**EXERCISE TASK**
Sift the material for lines containing "ΜΗΝΥΜΑΤΑ", and return them.

**RECORDS SHOWN**

————

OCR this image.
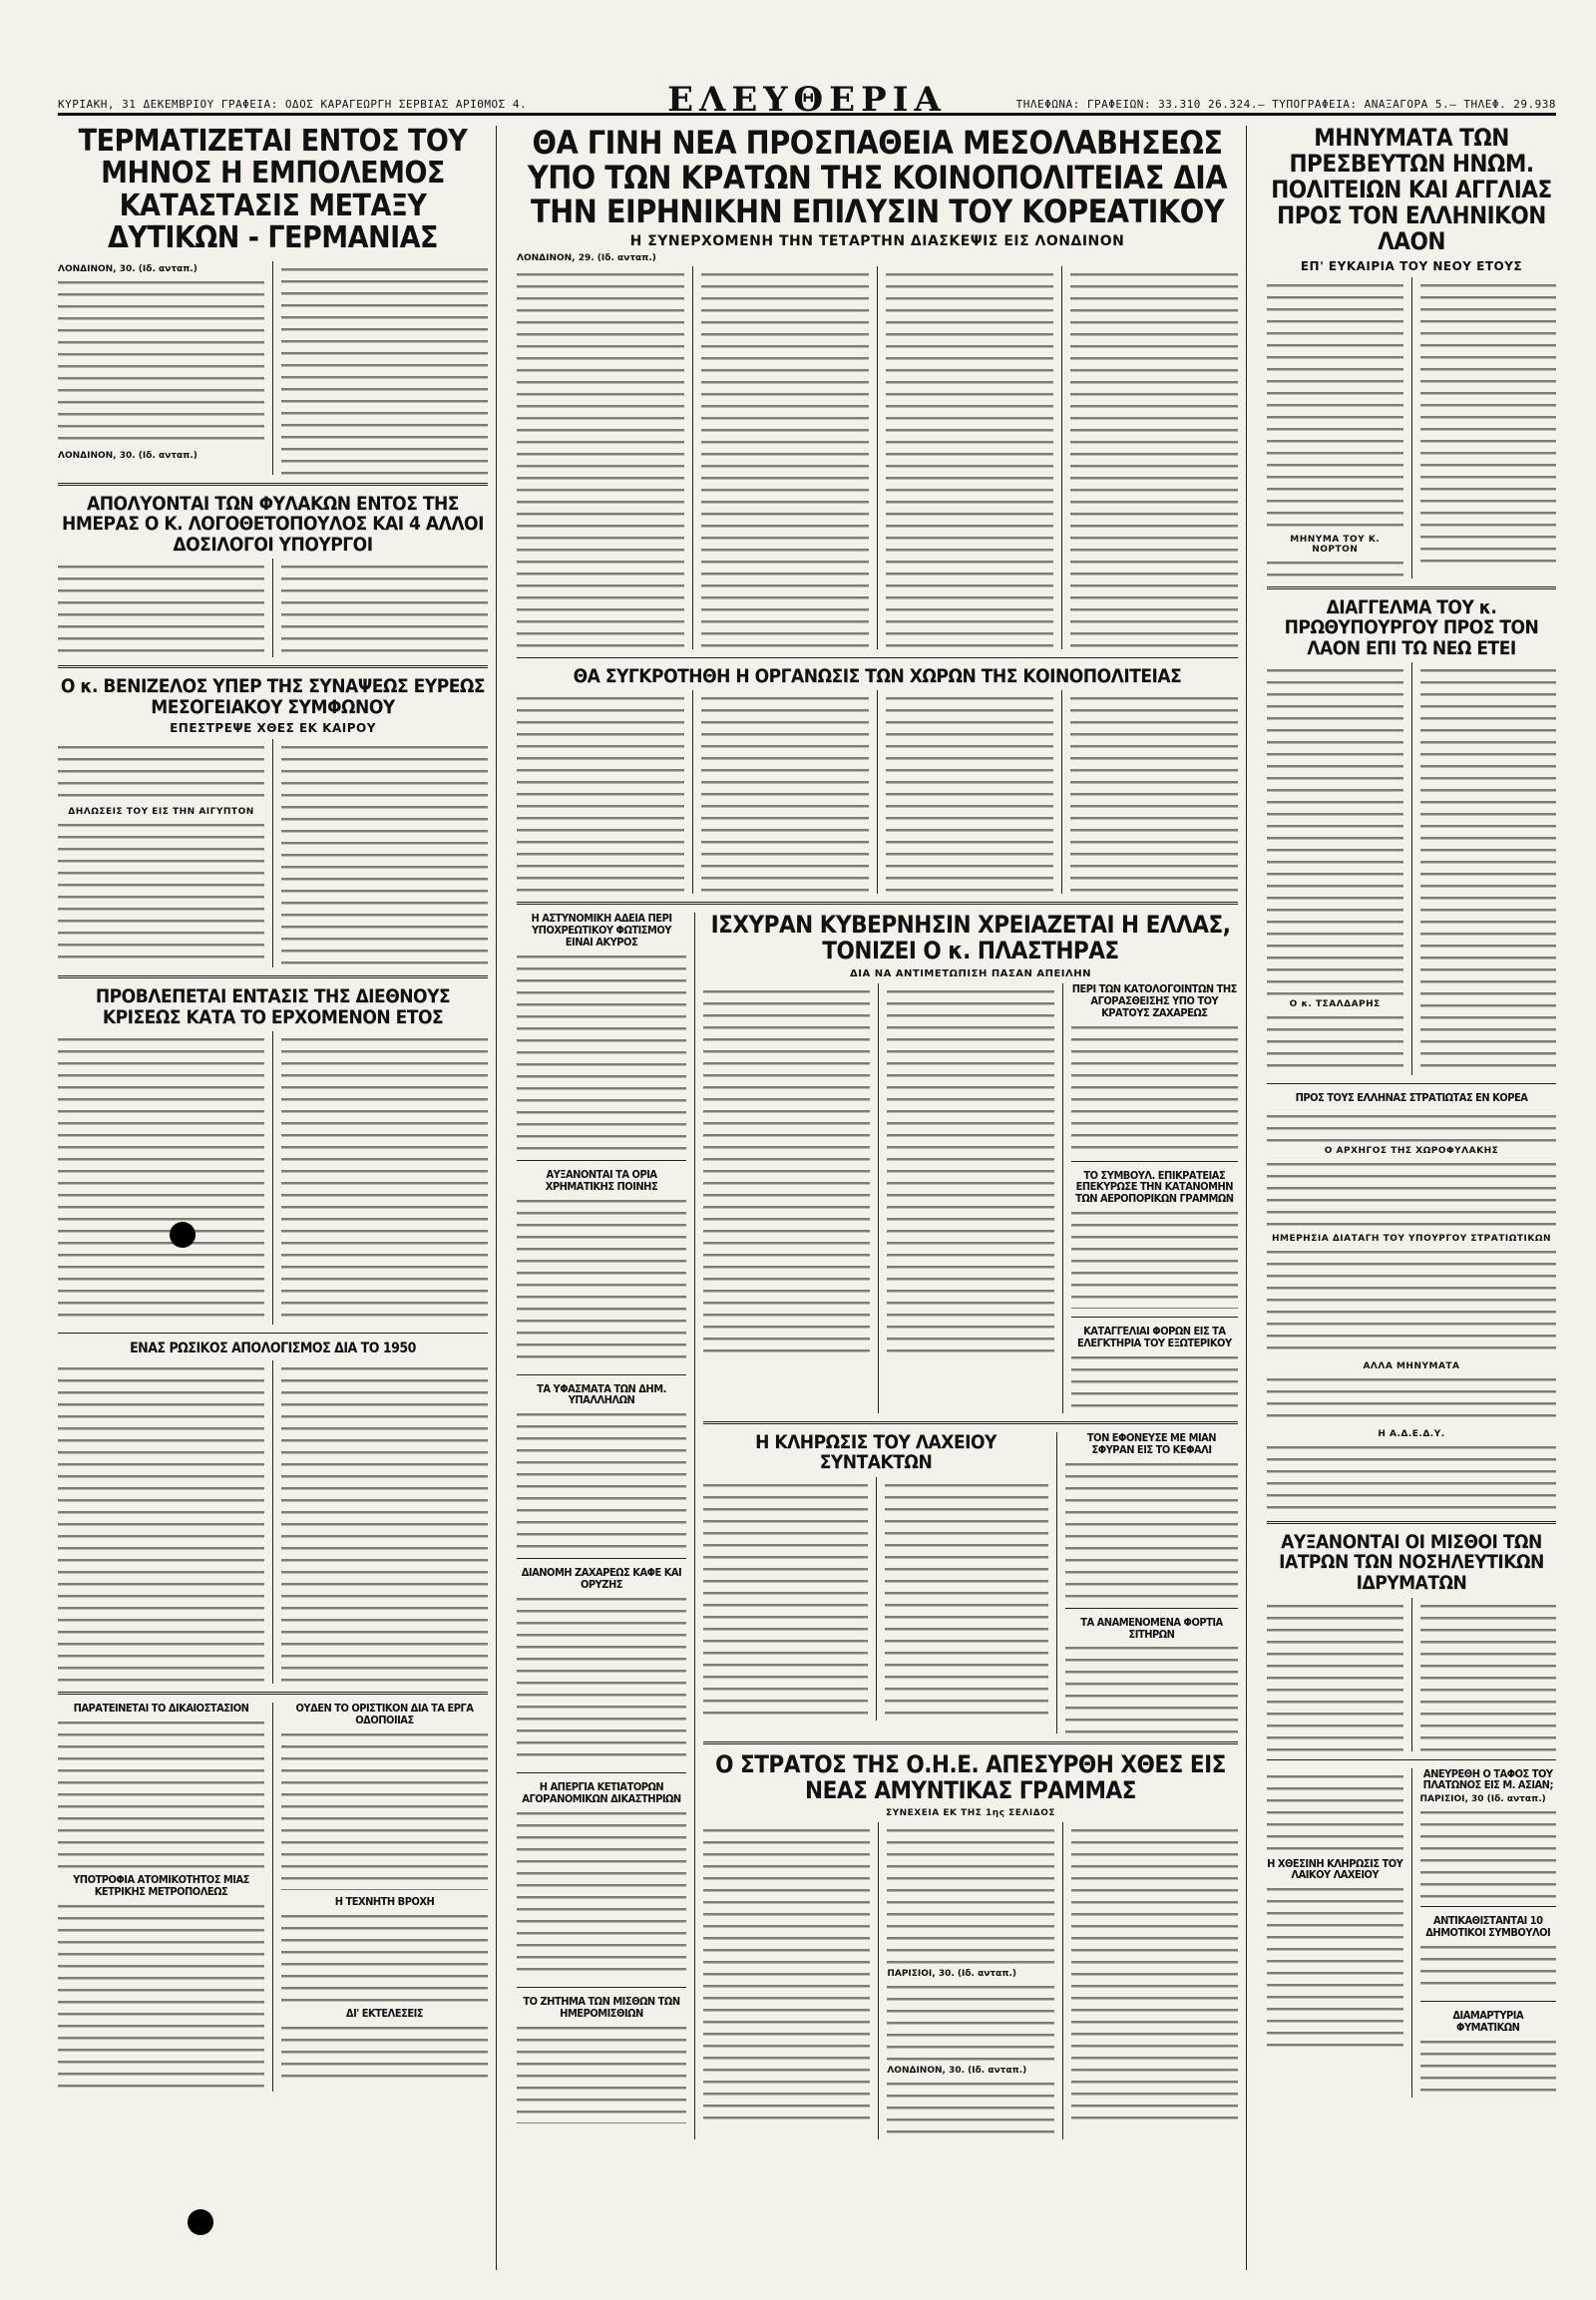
ΚΥΡΙΑΚΗ, 31 ΔΕΚΕΜΒΡΙΟΥ ΓΡΑΦΕΙΑ: ΟΔΟΣ ΚΑΡΑΓΕΩΡΓΗ ΣΕΡΒΙΑΣ ΑΡΙΘΜΟΣ 4.	ΕΛΕΥΘΕΡΙΑ	ΤΗΛΕΦΩΝΑ: ΓΡΑΦΕΙΩΝ: 33.310 26.324.— ΤΥΠΟΓΡΑΦΕΙΑ: ΑΝΑΞΑΓΟΡΑ 5.— ΤΗΛΕΦ. 29.938
ΤΕΡΜΑΤΙΖΕΤΑΙ ΕΝΤΟΣ ΤΟΥ ΜΗΝΟΣ Η ΕΜΠΟΛΕΜΟΣ ΚΑΤΑΣΤΑΣΙΣ ΜΕΤΑΞΥ ΔΥΤΙΚΩΝ - ΓΕΡΜΑΝΙΑΣ
ΛΟΝΔΙΝΟΝ, 30. (Ιδ. ανταπ.)
ΛΟΝΔΙΝΟΝ, 30. (Ιδ. ανταπ.)
ΑΠΟΛΥΟΝΤΑΙ ΤΩΝ ΦΥΛΑΚΩΝ ΕΝΤΟΣ ΤΗΣ ΗΜΕΡΑΣ Ο Κ. ΛΟΓΟΘΕΤΟΠΟΥΛΟΣ ΚΑΙ 4 ΑΛΛΟΙ ΔΟΣΙΛΟΓΟΙ ΥΠΟΥΡΓΟΙ
Ο κ. ΒΕΝΙΖΕΛΟΣ ΥΠΕΡ ΤΗΣ ΣΥΝΑΨΕΩΣ ΕΥΡΕΩΣ ΜΕΣΟΓΕΙΑΚΟΥ ΣΥΜΦΩΝΟΥ
ΕΠΕΣΤΡΕΨΕ ΧΘΕΣ ΕΚ ΚΑΙΡΟΥ
ΔΗΛΩΣΕΙΣ ΤΟΥ ΕΙΣ ΤΗΝ ΑΙΓΥΠΤΟΝ
ΠΡΟΒΛΕΠΕΤΑΙ ΕΝΤΑΣΙΣ ΤΗΣ ΔΙΕΘΝΟΥΣ ΚΡΙΣΕΩΣ ΚΑΤΑ ΤΟ ΕΡΧΟΜΕΝΟΝ ΕΤΟΣ
ΕΝΑΣ ΡΩΣΙΚΟΣ ΑΠΟΛΟΓΙΣΜΟΣ ΔΙΑ ΤΟ 1950
ΠΑΡΑΤΕΙΝΕΤΑΙ ΤΟ ΔΙΚΑΙΟΣΤΑΣΙΟΝ
ΥΠΟΤΡΟΦΙΑ ΑΤΟΜΙΚΟΤΗΤΟΣ ΜΙΑΣ ΚΕΤΡΙΚΗΣ ΜΕΤΡΟΠΟΛΕΩΣ
ΟΥΔΕΝ ΤΟ ΟΡΙΣΤΙΚΟΝ ΔΙΑ ΤΑ ΕΡΓΑ ΟΔΟΠΟΙΙΑΣ
Η ΤΕΧΝΗΤΗ ΒΡΟΧΗ
ΔΙ' ΕΚΤΕΛΕΣΕΙΣ
ΘΑ ΓΙΝΗ ΝΕΑ ΠΡΟΣΠΑΘΕΙΑ ΜΕΣΟΛΑΒΗΣΕΩΣ ΥΠΟ ΤΩΝ ΚΡΑΤΩΝ ΤΗΣ ΚΟΙΝΟΠΟΛΙΤΕΙΑΣ ΔΙΑ ΤΗΝ ΕΙΡΗΝΙΚΗΝ ΕΠΙΛΥΣΙΝ ΤΟΥ ΚΟΡΕΑΤΙΚΟΥ
Η ΣΥΝΕΡΧΟΜΕΝΗ ΤΗΝ ΤΕΤΑΡΤΗΝ ΔΙΑΣΚΕΨΙΣ ΕΙΣ ΛΟΝΔΙΝΟΝ
ΛΟΝΔΙΝΟΝ, 29. (Ιδ. ανταπ.)
ΘΑ ΣΥΓΚΡΟΤΗΘΗ Η ΟΡΓΑΝΩΣΙΣ ΤΩΝ ΧΩΡΩΝ ΤΗΣ ΚΟΙΝΟΠΟΛΙΤΕΙΑΣ
Η ΑΣΤΥΝΟΜΙΚΗ ΑΔΕΙΑ ΠΕΡΙ ΥΠΟΧΡΕΩΤΙΚΟΥ ΦΩΤΙΣΜΟΥ ΕΙΝΑΙ ΑΚΥΡΟΣ
ΑΥΞΑΝΟΝΤΑΙ ΤΑ ΟΡΙΑ ΧΡΗΜΑΤΙΚΗΣ ΠΟΙΝΗΣ
ΤΑ ΥΦΑΣΜΑΤΑ ΤΩΝ ΔΗΜ. ΥΠΑΛΛΗΛΩΝ
ΔΙΑΝΟΜΗ ΖΑΧΑΡΕΩΣ ΚΑΦΕ ΚΑΙ ΟΡΥΖΗΣ
Η ΑΠΕΡΓΙΑ ΚΕΤΙΑΤΟΡΩΝ ΑΓΟΡΑΝΟΜΙΚΩΝ ΔΙΚΑΣΤΗΡΙΩΝ
ΤΟ ΖΗΤΗΜΑ ΤΩΝ ΜΙΣΘΩΝ ΤΩΝ ΗΜΕΡΟΜΙΣΘΙΩΝ
ΙΣΧΥΡΑΝ ΚΥΒΕΡΝΗΣΙΝ ΧΡΕΙΑΖΕΤΑΙ Η ΕΛΛΑΣ, ΤΟΝΙΖΕΙ Ο κ. ΠΛΑΣΤΗΡΑΣ
ΔΙΑ ΝΑ ΑΝΤΙΜΕΤΩΠΙΣΗ ΠΑΣΑΝ ΑΠΕΙΛΗΝ
ΠΕΡΙ ΤΩΝ ΚΑΤΟΛΟΓΟΙΝΤΩΝ ΤΗΣ ΑΓΟΡΑΣΘΕΙΣΗΣ ΥΠΟ ΤΟΥ ΚΡΑΤΟΥΣ ΖΑΧΑΡΕΩΣ
ΤΟ ΣΥΜΒΟΥΛ. ΕΠΙΚΡΑΤΕΙΑΣ ΕΠΕΚΥΡΩΣΕ ΤΗΝ ΚΑΤΑΝΟΜΗΝ ΤΩΝ ΑΕΡΟΠΟΡΙΚΩΝ ΓΡΑΜΜΩΝ
ΚΑΤΑΓΓΕΛΙΑΙ ΦΟΡΩΝ ΕΙΣ ΤΑ ΕΛΕΓΚΤΗΡΙΑ ΤΟΥ ΕΞΩΤΕΡΙΚΟΥ
Η ΚΛΗΡΩΣΙΣ ΤΟΥ ΛΑΧΕΙΟΥ ΣΥΝΤΑΚΤΩΝ
ΤΟΝ ΕΦΟΝΕΥΣΕ ΜΕ ΜΙΑΝ ΣΦΥΡΑΝ ΕΙΣ ΤΟ ΚΕΦΑΛΙ
ΤΑ ΑΝΑΜΕΝΟΜΕΝΑ ΦΟΡΤΙΑ ΣΙΤΗΡΩΝ
Ο ΣΤΡΑΤΟΣ ΤΗΣ Ο.Η.Ε. ΑΠΕΣΥΡΘΗ ΧΘΕΣ ΕΙΣ ΝΕΑΣ ΑΜΥΝΤΙΚΑΣ ΓΡΑΜΜΑΣ
ΣΥΝΕΧΕΙΑ ΕΚ ΤΗΣ 1ης ΣΕΛΙΔΟΣ
ΠΑΡΙΣΙΟΙ, 30. (Ιδ. ανταπ.)
ΛΟΝΔΙΝΟΝ, 30. (Ιδ. ανταπ.)
ΜΗΝΥΜΑΤΑ ΤΩΝ ΠΡΕΣΒΕΥΤΩΝ ΗΝΩΜ. ΠΟΛΙΤΕΙΩΝ ΚΑΙ ΑΓΓΛΙΑΣ ΠΡΟΣ ΤΟΝ ΕΛΛΗΝΙΚΟΝ ΛΑΟΝ
ΕΠ' ΕΥΚΑΙΡΙΑ ΤΟΥ ΝΕΟΥ ΕΤΟΥΣ
ΜΗΝΥΜΑ ΤΟΥ Κ. ΝΟΡΤΟΝ
ΔΙΑΓΓΕΛΜΑ ΤΟΥ κ. ΠΡΩΘΥΠΟΥΡΓΟΥ ΠΡΟΣ ΤΟΝ ΛΑΟΝ ΕΠΙ ΤΩ ΝΕΩ ΕΤΕΙ
Ο κ. ΤΣΑΛΔΑΡΗΣ
ΠΡΟΣ ΤΟΥΣ ΕΛΛΗΝΑΣ ΣΤΡΑΤΙΩΤΑΣ ΕΝ ΚΟΡΕΑ
Ο ΑΡΧΗΓΟΣ ΤΗΣ ΧΩΡΟΦΥΛΑΚΗΣ
ΗΜΕΡΗΣΙΑ ΔΙΑΤΑΓΗ ΤΟΥ ΥΠΟΥΡΓΟΥ ΣΤΡΑΤΙΩΤΙΚΩΝ
ΑΛΛΑ ΜΗΝΥΜΑΤΑ
Η Α.Δ.Ε.Δ.Υ.
ΑΥΞΑΝΟΝΤΑΙ ΟΙ ΜΙΣΘΟΙ ΤΩΝ ΙΑΤΡΩΝ ΤΩΝ ΝΟΣΗΛΕΥΤΙΚΩΝ ΙΔΡΥΜΑΤΩΝ
Η ΧΘΕΣΙΝΗ ΚΛΗΡΩΣΙΣ ΤΟΥ ΛΑΙΚΟΥ ΛΑΧΕΙΟΥ
ΑΝΕΥΡΕΘΗ Ο ΤΑΦΟΣ ΤΟΥ ΠΛΑΤΩΝΟΣ ΕΙΣ Μ. ΑΣΙΑΝ;
ΠΑΡΙΣΙΟΙ, 30 (Ιδ. ανταπ.)
ΑΝΤΙΚΑΘΙΣΤΑΝΤΑΙ 10 ΔΗΜΟΤΙΚΟΙ ΣΥΜΒΟΥΛΟΙ
ΔΙΑΜΑΡΤΥΡΙΑ ΦΥΜΑΤΙΚΩΝ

————

**THE RESULT**
ΜΗΝΥΜΑΤΑ ΤΩΝ ΠΡΕΣΒΕΥΤΩΝ ΗΝΩΜ. ΠΟΛΙΤΕΙΩΝ ΚΑΙ ΑΓΓΛΙΑΣ ΠΡΟΣ ΤΟΝ ΕΛΛΗΝΙΚΟΝ ΛΑΟΝ
ΑΛΛΑ ΜΗΝΥΜΑΤΑ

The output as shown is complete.